Problem details
In the data below, find every line with the string "DUAL" and pull it out.

Information supplied
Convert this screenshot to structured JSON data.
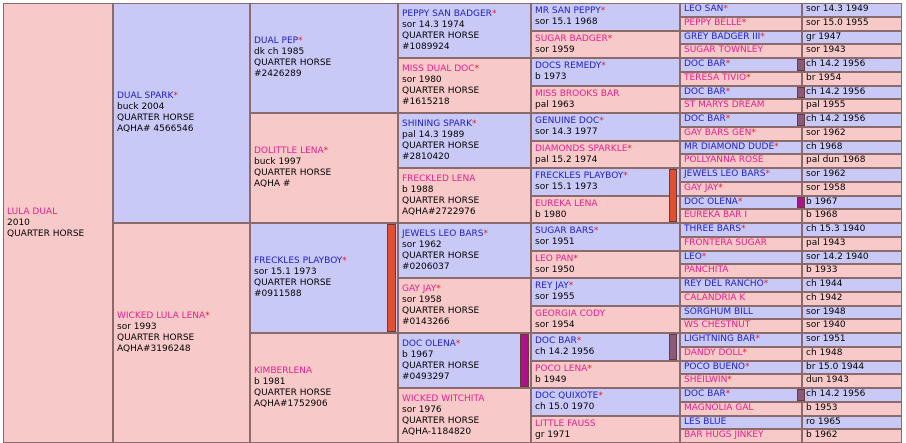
{
  "subject": {
    "name": "LULA DUAL",
    "line2": "2010",
    "line3": "QUARTER HORSE"
  },
  "g1": [
    {
      "name": "DUAL SPARK",
      "star": true,
      "sex": "m",
      "lines": [
        "buck 2004",
        "QUARTER HORSE",
        "AQHA# 4566546"
      ]
    },
    {
      "name": "WICKED LULA LENA",
      "star": true,
      "sex": "f",
      "lines": [
        "sor 1993",
        "QUARTER HORSE",
        "AQHA#3196248"
      ]
    }
  ],
  "g2": [
    {
      "name": "DUAL PEP",
      "star": true,
      "sex": "m",
      "lines": [
        "dk ch 1985",
        "QUARTER HORSE",
        "#2426289"
      ]
    },
    {
      "name": "DOLITTLE LENA",
      "star": true,
      "sex": "f",
      "lines": [
        "buck 1997",
        "QUARTER HORSE",
        "AQHA #"
      ]
    },
    {
      "name": "FRECKLES PLAYBOY",
      "star": true,
      "sex": "m",
      "lines": [
        "sor 15.1 1973",
        "QUARTER HORSE",
        "#0911588"
      ]
    },
    {
      "name": "KIMBERLENA",
      "star": false,
      "sex": "f",
      "lines": [
        "b 1981",
        "QUARTER HORSE",
        "AQHA#1752906"
      ]
    }
  ],
  "g3": [
    {
      "name": "PEPPY SAN BADGER",
      "star": true,
      "sex": "m",
      "lines": [
        "sor 14.3 1974",
        "QUARTER HORSE",
        "#1089924"
      ]
    },
    {
      "name": "MISS DUAL DOC",
      "star": true,
      "sex": "f",
      "lines": [
        "sor 1980",
        "QUARTER HORSE",
        "#1615218"
      ]
    },
    {
      "name": "SHINING SPARK",
      "star": true,
      "sex": "m",
      "lines": [
        "pal 14.3 1989",
        "QUARTER HORSE",
        "#2810420"
      ]
    },
    {
      "name": "FRECKLED LENA",
      "star": false,
      "sex": "f",
      "lines": [
        "b 1988",
        "QUARTER HORSE",
        "AQHA#2722976"
      ]
    },
    {
      "name": "JEWELS LEO BARS",
      "star": true,
      "sex": "m",
      "lines": [
        "sor 1962",
        "QUARTER HORSE",
        "#0206037"
      ]
    },
    {
      "name": "GAY JAY",
      "star": true,
      "sex": "f",
      "lines": [
        "sor 1958",
        "QUARTER HORSE",
        "#0143266"
      ]
    },
    {
      "name": "DOC OLENA",
      "star": true,
      "sex": "m",
      "lines": [
        "b 1967",
        "QUARTER HORSE",
        "#0493297"
      ]
    },
    {
      "name": "WICKED WITCHITA",
      "star": false,
      "sex": "f",
      "lines": [
        "sor 1976",
        "QUARTER HORSE",
        "AQHA-1184820"
      ]
    }
  ],
  "g4": [
    {
      "name": "MR SAN PEPPY",
      "star": true,
      "sex": "m",
      "detail": "sor 15.1 1968"
    },
    {
      "name": "SUGAR BADGER",
      "star": true,
      "sex": "f",
      "detail": "sor 1959"
    },
    {
      "name": "DOCS REMEDY",
      "star": true,
      "sex": "m",
      "detail": "b 1973"
    },
    {
      "name": "MISS BROOKS BAR",
      "star": false,
      "sex": "f",
      "detail": "pal 1963"
    },
    {
      "name": "GENUINE DOC",
      "star": true,
      "sex": "m",
      "detail": "sor 14.3 1977"
    },
    {
      "name": "DIAMONDS SPARKLE",
      "star": true,
      "sex": "f",
      "detail": "pal 15.2 1974"
    },
    {
      "name": "FRECKLES PLAYBOY",
      "star": true,
      "sex": "m",
      "detail": "sor 15.1 1973"
    },
    {
      "name": "EUREKA LENA",
      "star": false,
      "sex": "f",
      "detail": "b 1980"
    },
    {
      "name": "SUGAR BARS",
      "star": true,
      "sex": "m",
      "detail": "sor 1951"
    },
    {
      "name": "LEO PAN",
      "star": true,
      "sex": "f",
      "detail": "sor 1950"
    },
    {
      "name": "REY JAY",
      "star": true,
      "sex": "m",
      "detail": "sor 1955"
    },
    {
      "name": "GEORGIA CODY",
      "star": false,
      "sex": "f",
      "detail": "sor 1954"
    },
    {
      "name": "DOC BAR",
      "star": true,
      "sex": "m",
      "detail": "ch 14.2 1956"
    },
    {
      "name": "POCO LENA",
      "star": true,
      "sex": "f",
      "detail": "b 1949"
    },
    {
      "name": "DOC QUIXOTE",
      "star": true,
      "sex": "m",
      "detail": "ch 15.0 1970"
    },
    {
      "name": "LITTLE FAUSS",
      "star": false,
      "sex": "f",
      "detail": "gr 1971"
    }
  ],
  "g5": [
    {
      "name": "LEO SAN",
      "star": true,
      "sex": "m",
      "detail": "sor 14.3 1949"
    },
    {
      "name": "PEPPY BELLE",
      "star": true,
      "sex": "f",
      "detail": "sor 15.0 1955"
    },
    {
      "name": "GREY BADGER III",
      "star": true,
      "sex": "m",
      "detail": "gr 1947"
    },
    {
      "name": "SUGAR TOWNLEY",
      "star": false,
      "sex": "f",
      "detail": "sor 1943"
    },
    {
      "name": "DOC BAR",
      "star": true,
      "sex": "m",
      "detail": "ch 14.2 1956"
    },
    {
      "name": "TERESA TIVIO",
      "star": true,
      "sex": "f",
      "detail": "br 1954"
    },
    {
      "name": "DOC BAR",
      "star": true,
      "sex": "m",
      "detail": "ch 14.2 1956"
    },
    {
      "name": "ST MARYS DREAM",
      "star": false,
      "sex": "f",
      "detail": "pal 1955"
    },
    {
      "name": "DOC BAR",
      "star": true,
      "sex": "m",
      "detail": "ch 14.2 1956"
    },
    {
      "name": "GAY BARS GEN",
      "star": true,
      "sex": "f",
      "detail": "sor 1962"
    },
    {
      "name": "MR DIAMOND DUDE",
      "star": true,
      "sex": "m",
      "detail": "ch 1968"
    },
    {
      "name": "POLLYANNA ROSE",
      "star": false,
      "sex": "f",
      "detail": "pal dun 1968"
    },
    {
      "name": "JEWELS LEO BARS",
      "star": true,
      "sex": "m",
      "detail": "sor 1962"
    },
    {
      "name": "GAY JAY",
      "star": true,
      "sex": "f",
      "detail": "sor 1958"
    },
    {
      "name": "DOC OLENA",
      "star": true,
      "sex": "m",
      "detail": "b 1967"
    },
    {
      "name": "EUREKA BAR I",
      "star": false,
      "sex": "f",
      "detail": "b 1968"
    },
    {
      "name": "THREE BARS",
      "star": true,
      "sex": "m",
      "detail": "ch 15.3 1940"
    },
    {
      "name": "FRONTERA SUGAR",
      "star": false,
      "sex": "f",
      "detail": "pal 1943"
    },
    {
      "name": "LEO",
      "star": true,
      "sex": "m",
      "detail": "sor 14.2 1940"
    },
    {
      "name": "PANCHITA",
      "star": false,
      "sex": "f",
      "detail": "b 1933"
    },
    {
      "name": "REY DEL RANCHO",
      "star": true,
      "sex": "m",
      "detail": "ch 1944"
    },
    {
      "name": "CALANDRIA K",
      "star": false,
      "sex": "f",
      "detail": "ch 1942"
    },
    {
      "name": "SORGHUM BILL",
      "star": false,
      "sex": "m",
      "detail": "sor 1948"
    },
    {
      "name": "WS CHESTNUT",
      "star": false,
      "sex": "f",
      "detail": "sor 1940"
    },
    {
      "name": "LIGHTNING BAR",
      "star": true,
      "sex": "m",
      "detail": "sor 1951"
    },
    {
      "name": "DANDY DOLL",
      "star": true,
      "sex": "f",
      "detail": "ch 1948"
    },
    {
      "name": "POCO BUENO",
      "star": true,
      "sex": "m",
      "detail": "br 15.0 1944"
    },
    {
      "name": "SHEILWIN",
      "star": true,
      "sex": "f",
      "detail": "dun 1943"
    },
    {
      "name": "DOC BAR",
      "star": true,
      "sex": "m",
      "detail": "ch 14.2 1956"
    },
    {
      "name": "MAGNOLIA GAL",
      "star": false,
      "sex": "f",
      "detail": "b 1953"
    },
    {
      "name": "LES BLUE",
      "star": false,
      "sex": "m",
      "detail": "ro 1965"
    },
    {
      "name": "BAR HUGS JINKEY",
      "star": false,
      "sex": "f",
      "detail": "b 1962"
    }
  ],
  "star_symbol": "*",
  "colors": {
    "male_bg": "#c9c9f8",
    "female_bg": "#f8c9c9",
    "male_text": "#2020c8",
    "female_text": "#e8208c",
    "star": "#e02020",
    "inbreed_red": "#e05030",
    "inbreed_magenta": "#b0108c",
    "inbreed_brown": "#8a5a7a"
  }
}
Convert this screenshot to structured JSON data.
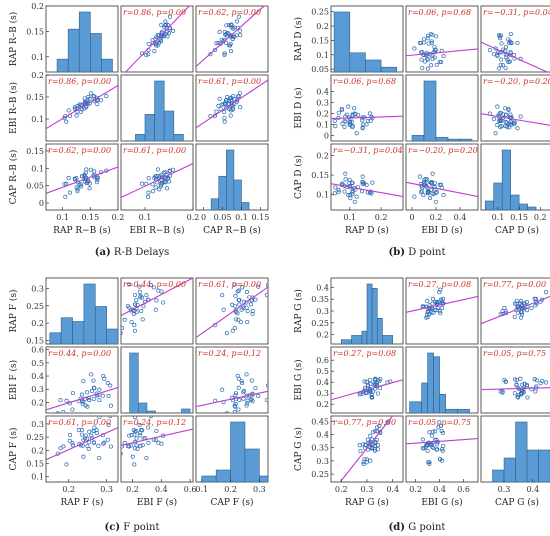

Result of this task
    "name": "LULA DUAL",
      "name": "DUAL SPARK",
      "name": "DUAL PEP",
      "name": "MISS DUAL DOC",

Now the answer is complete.